* **DIRECTIONS FOR THIS TASK**:
The records that follow should be retyped word for word.

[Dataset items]
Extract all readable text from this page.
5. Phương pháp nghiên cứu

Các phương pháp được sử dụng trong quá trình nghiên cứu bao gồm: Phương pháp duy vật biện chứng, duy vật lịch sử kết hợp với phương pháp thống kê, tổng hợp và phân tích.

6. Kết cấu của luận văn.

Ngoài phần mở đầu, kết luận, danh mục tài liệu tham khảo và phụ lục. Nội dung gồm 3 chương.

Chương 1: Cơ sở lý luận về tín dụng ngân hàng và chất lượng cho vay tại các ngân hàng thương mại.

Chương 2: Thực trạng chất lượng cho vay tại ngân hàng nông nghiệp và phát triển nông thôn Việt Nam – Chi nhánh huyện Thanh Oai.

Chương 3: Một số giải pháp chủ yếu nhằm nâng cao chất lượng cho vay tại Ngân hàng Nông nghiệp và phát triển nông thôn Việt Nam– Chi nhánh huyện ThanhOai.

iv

* **TASK SOLUTION**:
Extract all readable text from this page.
5. Phương pháp nghiên cứu

Các phương pháp được sử dụng trong quá trình nghiên cứu bao gồm: Phương pháp duy vật biện chứng, duy vật lịch sử kết hợp với phương pháp thống kê, tổng hợp và phân tích.

6. Kết cấu của luận văn.

Ngoài phần mở đầu, kết luận, danh mục tài liệu tham khảo và phụ lục. Nội dung gồm 3 chương.

Chương 1: Cơ sở lý luận về tín dụng ngân hàng và chất lượng cho vay tại các ngân hàng thương mại.

Chương 2: Thực trạng chất lượng cho vay tại ngân hàng nông nghiệp và phát triển nông thôn Việt Nam – Chi nhánh huyện Thanh Oai.

Chương 3: Một số giải pháp chủ yếu nhằm nâng cao chất lượng cho vay tại Ngân hàng Nông nghiệp và phát triển nông thôn Việt Nam– Chi nhánh huyện ThanhOai.

iv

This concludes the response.